* [Work to be completed]:
Search the material below for the string "color" and extract each line that has it.

Records from a collection of figures:
────────

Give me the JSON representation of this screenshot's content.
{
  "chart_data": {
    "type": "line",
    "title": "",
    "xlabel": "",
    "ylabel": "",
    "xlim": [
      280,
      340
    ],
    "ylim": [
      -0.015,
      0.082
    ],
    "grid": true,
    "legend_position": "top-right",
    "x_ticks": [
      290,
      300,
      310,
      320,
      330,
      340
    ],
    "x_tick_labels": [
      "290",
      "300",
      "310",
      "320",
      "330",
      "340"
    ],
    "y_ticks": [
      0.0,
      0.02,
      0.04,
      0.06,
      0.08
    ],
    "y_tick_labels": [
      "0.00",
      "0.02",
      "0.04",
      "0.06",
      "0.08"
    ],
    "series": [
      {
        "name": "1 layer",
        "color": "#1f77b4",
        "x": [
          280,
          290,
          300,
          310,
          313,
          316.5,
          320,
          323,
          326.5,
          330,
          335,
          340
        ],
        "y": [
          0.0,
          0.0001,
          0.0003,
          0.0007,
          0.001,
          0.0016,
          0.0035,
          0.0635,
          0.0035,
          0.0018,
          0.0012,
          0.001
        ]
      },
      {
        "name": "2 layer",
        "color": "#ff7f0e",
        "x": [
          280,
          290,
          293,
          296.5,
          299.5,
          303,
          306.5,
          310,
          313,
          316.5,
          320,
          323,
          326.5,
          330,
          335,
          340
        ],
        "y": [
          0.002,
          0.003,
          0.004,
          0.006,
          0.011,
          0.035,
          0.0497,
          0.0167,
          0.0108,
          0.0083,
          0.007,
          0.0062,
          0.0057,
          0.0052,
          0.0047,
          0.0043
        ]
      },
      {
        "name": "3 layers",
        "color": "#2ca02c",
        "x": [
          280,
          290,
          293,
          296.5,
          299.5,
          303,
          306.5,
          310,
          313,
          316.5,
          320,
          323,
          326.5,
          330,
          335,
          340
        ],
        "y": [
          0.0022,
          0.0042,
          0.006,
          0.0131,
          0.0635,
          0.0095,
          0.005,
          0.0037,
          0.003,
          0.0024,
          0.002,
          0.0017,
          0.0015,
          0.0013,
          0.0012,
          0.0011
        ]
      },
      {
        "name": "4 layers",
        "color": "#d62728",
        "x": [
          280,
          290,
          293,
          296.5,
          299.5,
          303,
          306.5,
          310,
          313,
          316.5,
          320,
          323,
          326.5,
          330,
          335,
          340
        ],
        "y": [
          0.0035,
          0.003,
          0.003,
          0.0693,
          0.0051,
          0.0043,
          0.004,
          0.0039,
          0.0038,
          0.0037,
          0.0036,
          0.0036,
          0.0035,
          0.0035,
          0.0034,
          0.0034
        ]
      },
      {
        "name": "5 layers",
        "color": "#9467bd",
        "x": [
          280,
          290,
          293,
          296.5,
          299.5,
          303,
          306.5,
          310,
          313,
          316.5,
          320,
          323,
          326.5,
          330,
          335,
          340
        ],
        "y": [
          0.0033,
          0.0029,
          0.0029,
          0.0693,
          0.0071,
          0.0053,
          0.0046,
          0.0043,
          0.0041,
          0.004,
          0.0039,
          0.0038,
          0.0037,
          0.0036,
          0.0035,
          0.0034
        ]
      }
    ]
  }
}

────────

* [Completed exercise]:
        "color": "#1f77b4",
        "color": "#ff7f0e",
        "color": "#2ca02c",
        "color": "#d62728",
        "color": "#9467bd",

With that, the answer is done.